Copy all lines of the listing that include the string "slots".

##############################

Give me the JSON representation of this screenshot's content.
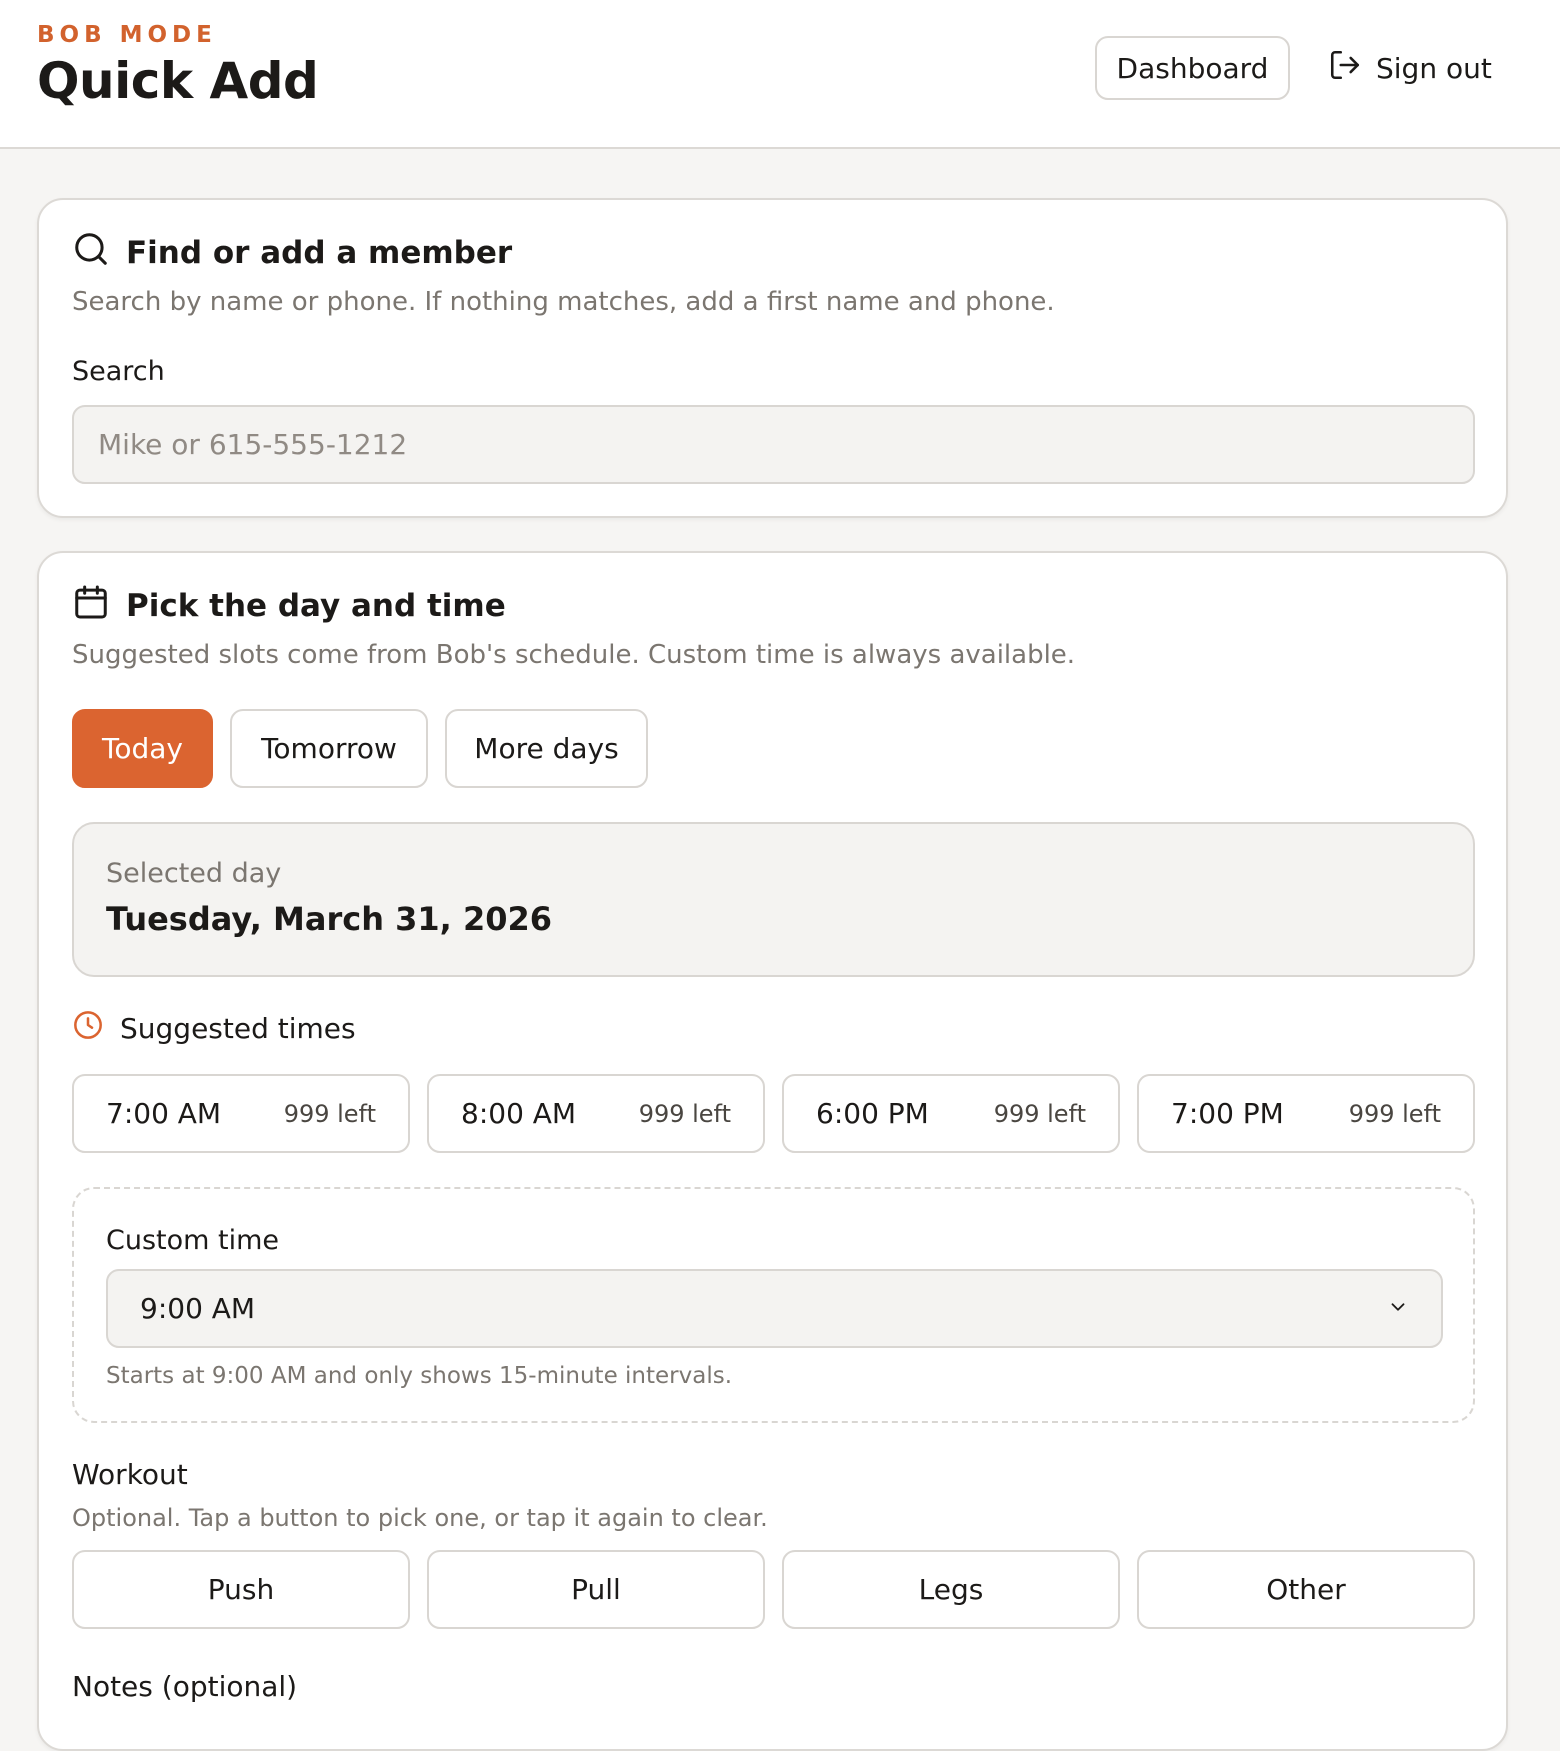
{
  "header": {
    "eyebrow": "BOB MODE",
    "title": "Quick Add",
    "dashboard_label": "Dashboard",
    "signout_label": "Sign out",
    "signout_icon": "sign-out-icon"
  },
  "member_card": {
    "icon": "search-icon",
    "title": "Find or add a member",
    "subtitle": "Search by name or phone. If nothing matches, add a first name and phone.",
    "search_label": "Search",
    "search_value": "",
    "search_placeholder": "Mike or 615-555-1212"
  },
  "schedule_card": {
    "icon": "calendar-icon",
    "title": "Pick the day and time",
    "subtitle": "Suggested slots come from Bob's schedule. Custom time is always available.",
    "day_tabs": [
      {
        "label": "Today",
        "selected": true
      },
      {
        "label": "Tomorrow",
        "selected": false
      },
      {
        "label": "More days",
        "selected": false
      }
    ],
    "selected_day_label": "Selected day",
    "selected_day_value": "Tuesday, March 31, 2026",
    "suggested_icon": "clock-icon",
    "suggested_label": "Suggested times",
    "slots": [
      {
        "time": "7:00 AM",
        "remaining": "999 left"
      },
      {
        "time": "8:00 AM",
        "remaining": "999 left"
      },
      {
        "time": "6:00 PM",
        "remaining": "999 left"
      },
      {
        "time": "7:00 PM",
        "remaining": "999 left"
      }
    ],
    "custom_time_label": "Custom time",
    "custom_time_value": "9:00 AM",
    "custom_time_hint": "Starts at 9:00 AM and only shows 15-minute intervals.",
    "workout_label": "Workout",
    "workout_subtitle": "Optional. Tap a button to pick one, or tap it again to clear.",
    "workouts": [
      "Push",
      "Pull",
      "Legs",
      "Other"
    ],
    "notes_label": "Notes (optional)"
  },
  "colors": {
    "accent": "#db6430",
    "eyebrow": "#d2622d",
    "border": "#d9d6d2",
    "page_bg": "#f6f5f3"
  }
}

##############################

◆ WRITTEN ANSWER
    "subtitle": "Suggested slots come from Bob's schedule. Custom time is always available.",
    "slots": [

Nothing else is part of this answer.